#### Data to use:
** start **

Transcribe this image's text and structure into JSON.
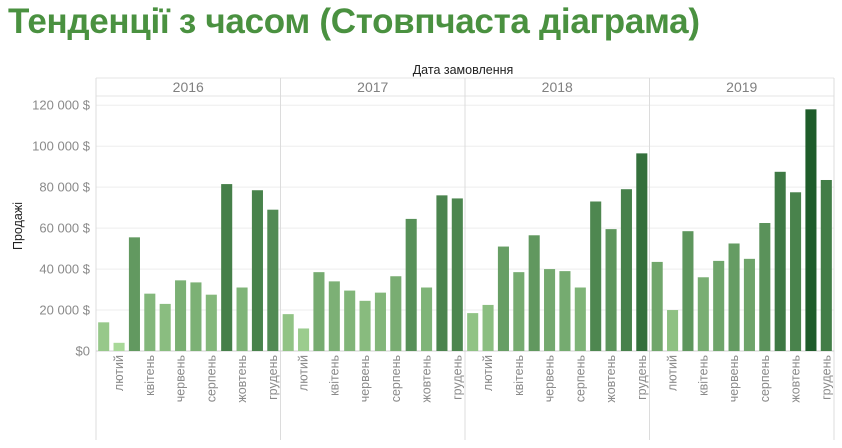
{
  "title": "Тенденції з часом (Стовпчаста діаграма)",
  "chart_data": {
    "type": "bar",
    "title": "Тенденції з часом (Стовпчаста діаграма)",
    "xlabel": "Дата замовлення",
    "ylabel": "Продажі",
    "ylim": [
      0,
      125000
    ],
    "yticks": [
      0,
      20000,
      40000,
      60000,
      80000,
      100000,
      120000
    ],
    "ytick_labels": [
      "$0",
      "20 000 $",
      "40 000 $",
      "60 000 $",
      "80 000 $",
      "100 000 $",
      "120 000 $"
    ],
    "grid": true,
    "color_scale": [
      "#a8d898",
      "#1e5c2a"
    ],
    "month_labels": [
      "лютий",
      "квітень",
      "червень",
      "серпень",
      "жовтень",
      "грудень"
    ],
    "years": [
      {
        "year": "2016",
        "values": [
          14000,
          4000,
          55500,
          28000,
          23000,
          34500,
          33500,
          27500,
          81500,
          31000,
          78500,
          69000
        ]
      },
      {
        "year": "2017",
        "values": [
          18000,
          11000,
          38500,
          34000,
          29500,
          24500,
          28500,
          36500,
          64500,
          31000,
          76000,
          74500
        ]
      },
      {
        "year": "2018",
        "values": [
          18500,
          22500,
          51000,
          38500,
          56500,
          40000,
          39000,
          31000,
          73000,
          59500,
          79000,
          96500
        ]
      },
      {
        "year": "2019",
        "values": [
          43500,
          20000,
          58500,
          36000,
          44000,
          52500,
          45000,
          62500,
          87500,
          77500,
          118000,
          83500
        ]
      }
    ]
  }
}
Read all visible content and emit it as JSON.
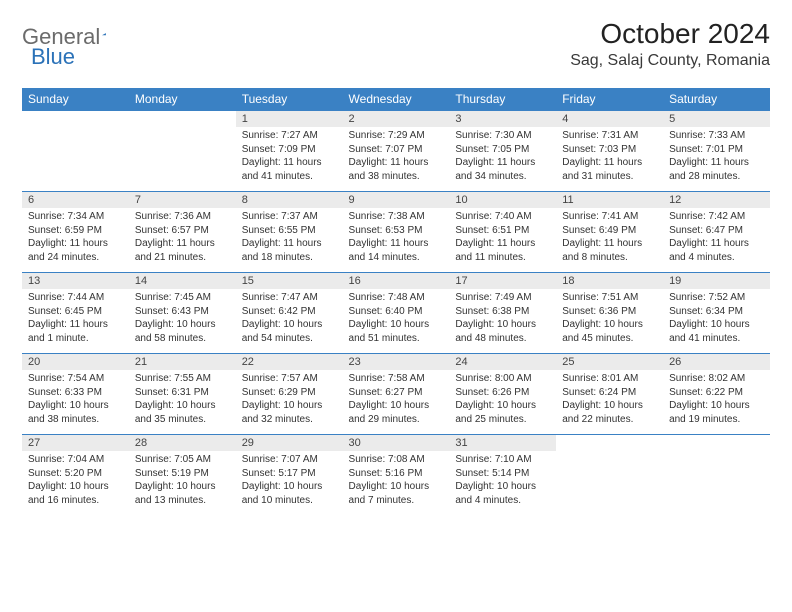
{
  "logo": {
    "word1": "General",
    "word2": "Blue"
  },
  "title": {
    "month": "October 2024",
    "location": "Sag, Salaj County, Romania"
  },
  "colors": {
    "header_bg": "#3a81c4",
    "header_text": "#ffffff",
    "daynum_bg": "#ebebeb",
    "border": "#3a81c4",
    "logo_gray": "#6b6b6b",
    "logo_blue": "#2b72b8"
  },
  "day_headers": [
    "Sunday",
    "Monday",
    "Tuesday",
    "Wednesday",
    "Thursday",
    "Friday",
    "Saturday"
  ],
  "weeks": [
    [
      {
        "n": "",
        "sr": "",
        "ss": "",
        "dl": ""
      },
      {
        "n": "",
        "sr": "",
        "ss": "",
        "dl": ""
      },
      {
        "n": "1",
        "sr": "7:27 AM",
        "ss": "7:09 PM",
        "dl": "11 hours and 41 minutes."
      },
      {
        "n": "2",
        "sr": "7:29 AM",
        "ss": "7:07 PM",
        "dl": "11 hours and 38 minutes."
      },
      {
        "n": "3",
        "sr": "7:30 AM",
        "ss": "7:05 PM",
        "dl": "11 hours and 34 minutes."
      },
      {
        "n": "4",
        "sr": "7:31 AM",
        "ss": "7:03 PM",
        "dl": "11 hours and 31 minutes."
      },
      {
        "n": "5",
        "sr": "7:33 AM",
        "ss": "7:01 PM",
        "dl": "11 hours and 28 minutes."
      }
    ],
    [
      {
        "n": "6",
        "sr": "7:34 AM",
        "ss": "6:59 PM",
        "dl": "11 hours and 24 minutes."
      },
      {
        "n": "7",
        "sr": "7:36 AM",
        "ss": "6:57 PM",
        "dl": "11 hours and 21 minutes."
      },
      {
        "n": "8",
        "sr": "7:37 AM",
        "ss": "6:55 PM",
        "dl": "11 hours and 18 minutes."
      },
      {
        "n": "9",
        "sr": "7:38 AM",
        "ss": "6:53 PM",
        "dl": "11 hours and 14 minutes."
      },
      {
        "n": "10",
        "sr": "7:40 AM",
        "ss": "6:51 PM",
        "dl": "11 hours and 11 minutes."
      },
      {
        "n": "11",
        "sr": "7:41 AM",
        "ss": "6:49 PM",
        "dl": "11 hours and 8 minutes."
      },
      {
        "n": "12",
        "sr": "7:42 AM",
        "ss": "6:47 PM",
        "dl": "11 hours and 4 minutes."
      }
    ],
    [
      {
        "n": "13",
        "sr": "7:44 AM",
        "ss": "6:45 PM",
        "dl": "11 hours and 1 minute."
      },
      {
        "n": "14",
        "sr": "7:45 AM",
        "ss": "6:43 PM",
        "dl": "10 hours and 58 minutes."
      },
      {
        "n": "15",
        "sr": "7:47 AM",
        "ss": "6:42 PM",
        "dl": "10 hours and 54 minutes."
      },
      {
        "n": "16",
        "sr": "7:48 AM",
        "ss": "6:40 PM",
        "dl": "10 hours and 51 minutes."
      },
      {
        "n": "17",
        "sr": "7:49 AM",
        "ss": "6:38 PM",
        "dl": "10 hours and 48 minutes."
      },
      {
        "n": "18",
        "sr": "7:51 AM",
        "ss": "6:36 PM",
        "dl": "10 hours and 45 minutes."
      },
      {
        "n": "19",
        "sr": "7:52 AM",
        "ss": "6:34 PM",
        "dl": "10 hours and 41 minutes."
      }
    ],
    [
      {
        "n": "20",
        "sr": "7:54 AM",
        "ss": "6:33 PM",
        "dl": "10 hours and 38 minutes."
      },
      {
        "n": "21",
        "sr": "7:55 AM",
        "ss": "6:31 PM",
        "dl": "10 hours and 35 minutes."
      },
      {
        "n": "22",
        "sr": "7:57 AM",
        "ss": "6:29 PM",
        "dl": "10 hours and 32 minutes."
      },
      {
        "n": "23",
        "sr": "7:58 AM",
        "ss": "6:27 PM",
        "dl": "10 hours and 29 minutes."
      },
      {
        "n": "24",
        "sr": "8:00 AM",
        "ss": "6:26 PM",
        "dl": "10 hours and 25 minutes."
      },
      {
        "n": "25",
        "sr": "8:01 AM",
        "ss": "6:24 PM",
        "dl": "10 hours and 22 minutes."
      },
      {
        "n": "26",
        "sr": "8:02 AM",
        "ss": "6:22 PM",
        "dl": "10 hours and 19 minutes."
      }
    ],
    [
      {
        "n": "27",
        "sr": "7:04 AM",
        "ss": "5:20 PM",
        "dl": "10 hours and 16 minutes."
      },
      {
        "n": "28",
        "sr": "7:05 AM",
        "ss": "5:19 PM",
        "dl": "10 hours and 13 minutes."
      },
      {
        "n": "29",
        "sr": "7:07 AM",
        "ss": "5:17 PM",
        "dl": "10 hours and 10 minutes."
      },
      {
        "n": "30",
        "sr": "7:08 AM",
        "ss": "5:16 PM",
        "dl": "10 hours and 7 minutes."
      },
      {
        "n": "31",
        "sr": "7:10 AM",
        "ss": "5:14 PM",
        "dl": "10 hours and 4 minutes."
      },
      {
        "n": "",
        "sr": "",
        "ss": "",
        "dl": ""
      },
      {
        "n": "",
        "sr": "",
        "ss": "",
        "dl": ""
      }
    ]
  ],
  "labels": {
    "sunrise": "Sunrise:",
    "sunset": "Sunset:",
    "daylight": "Daylight:"
  }
}
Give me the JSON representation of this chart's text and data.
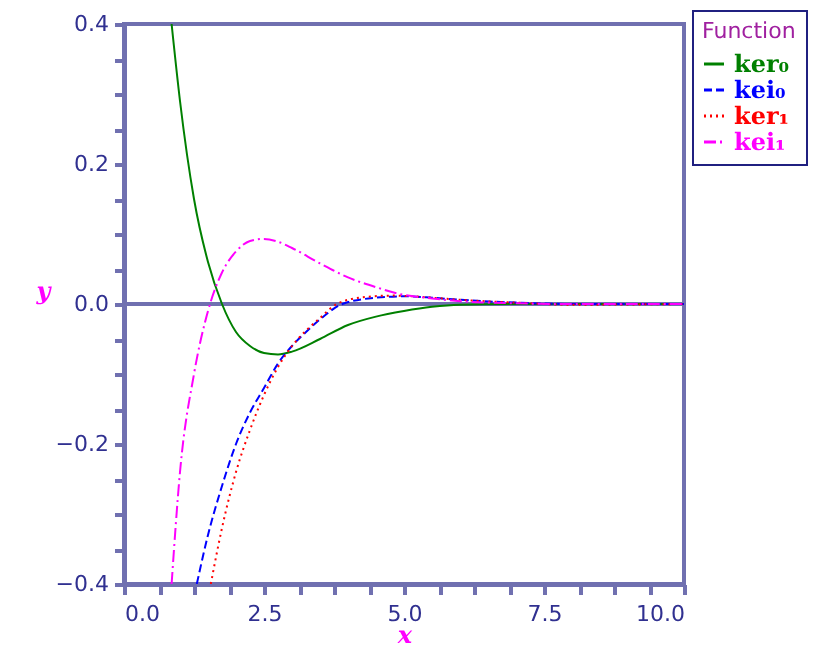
{
  "chart_data": {
    "type": "line",
    "xlabel": "x",
    "ylabel": "y",
    "legend_title": "Function",
    "legend": "top right",
    "grid": false,
    "xlim": [
      0,
      10
    ],
    "ylim": [
      -0.4,
      0.4
    ],
    "xticks": [
      {
        "value": 0,
        "label": "0.0"
      },
      {
        "value": 0.625,
        "label": null
      },
      {
        "value": 1.25,
        "label": null
      },
      {
        "value": 1.875,
        "label": null
      },
      2.5,
      {
        "value": 3.125,
        "label": null
      },
      {
        "value": 3.75,
        "label": null
      },
      {
        "value": 4.375,
        "label": null
      },
      {
        "value": 5,
        "label": "5.0"
      },
      {
        "value": 5.625,
        "label": null
      },
      {
        "value": 6.25,
        "label": null
      },
      {
        "value": 6.875,
        "label": null
      },
      7.5,
      {
        "value": 8.125,
        "label": null
      },
      {
        "value": 8.75,
        "label": null
      },
      {
        "value": 9.375,
        "label": null
      },
      {
        "value": 10,
        "label": "10.0"
      }
    ],
    "yticks": [
      -0.4,
      {
        "value": -0.35,
        "label": null
      },
      {
        "value": -0.3,
        "label": null
      },
      {
        "value": -0.25,
        "label": null
      },
      -0.2,
      {
        "value": -0.15,
        "label": null
      },
      {
        "value": -0.1,
        "label": null
      },
      {
        "value": -0.05,
        "label": null
      },
      {
        "value": 0,
        "label": "0.0"
      },
      {
        "value": 0.05,
        "label": null
      },
      {
        "value": 0.1,
        "label": null
      },
      {
        "value": 0.15,
        "label": null
      },
      0.2,
      {
        "value": 0.25,
        "label": null
      },
      {
        "value": 0.3,
        "label": null
      },
      {
        "value": 0.35,
        "label": null
      },
      0.4
    ],
    "ref_lines": [
      {
        "axis": "y",
        "value": 0,
        "color": "#7070b0"
      }
    ],
    "series": [
      {
        "name": "ker₀",
        "color": "#008000",
        "line_style": "solid",
        "x": [
          0.85,
          1,
          1.25,
          1.5,
          1.75,
          2,
          2.25,
          2.5,
          2.75,
          3,
          3.5,
          4,
          4.5,
          5,
          5.5,
          6,
          7,
          8,
          10
        ],
        "values": [
          0.4,
          0.29,
          0.15,
          0.06,
          0,
          -0.04,
          -0.06,
          -0.07,
          -0.072,
          -0.068,
          -0.05,
          -0.03,
          -0.018,
          -0.01,
          -0.004,
          -0.001,
          0,
          0,
          0
        ]
      },
      {
        "name": "kei₀",
        "color": "#0000ff",
        "line_style": "dashed",
        "x": [
          1.3,
          1.5,
          1.75,
          2,
          2.25,
          2.5,
          2.75,
          3,
          3.25,
          3.5,
          3.9,
          4.5,
          5,
          5.5,
          6,
          7,
          8,
          10
        ],
        "values": [
          -0.4,
          -0.33,
          -0.26,
          -0.2,
          -0.155,
          -0.12,
          -0.085,
          -0.06,
          -0.04,
          -0.022,
          0,
          0.009,
          0.011,
          0.009,
          0.006,
          0.002,
          0,
          0
        ]
      },
      {
        "name": "ker₁",
        "color": "#ff0000",
        "line_style": "dotted",
        "x": [
          1.55,
          1.75,
          2,
          2.25,
          2.5,
          2.75,
          3,
          3.25,
          3.5,
          3.8,
          4.3,
          4.8,
          5.5,
          6,
          7,
          8,
          10
        ],
        "values": [
          -0.4,
          -0.32,
          -0.24,
          -0.18,
          -0.13,
          -0.09,
          -0.06,
          -0.038,
          -0.02,
          0,
          0.01,
          0.012,
          0.009,
          0.006,
          0.002,
          -0.001,
          0
        ]
      },
      {
        "name": "kei₁",
        "color": "#ff00ff",
        "line_style": "dashdot",
        "x": [
          0.85,
          1,
          1.25,
          1.5,
          1.75,
          2,
          2.25,
          2.5,
          2.75,
          3,
          3.5,
          4,
          4.5,
          5,
          5.5,
          6,
          7,
          8,
          10
        ],
        "values": [
          -0.4,
          -0.24,
          -0.1,
          -0.01,
          0.045,
          0.075,
          0.09,
          0.093,
          0.089,
          0.08,
          0.058,
          0.038,
          0.024,
          0.013,
          0.008,
          0.004,
          0.001,
          0,
          0
        ]
      }
    ]
  }
}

** end **

#### Task:
Count the lines of the data that contain the string "JSON", and reply with that number alone.

#### Exercise response:
3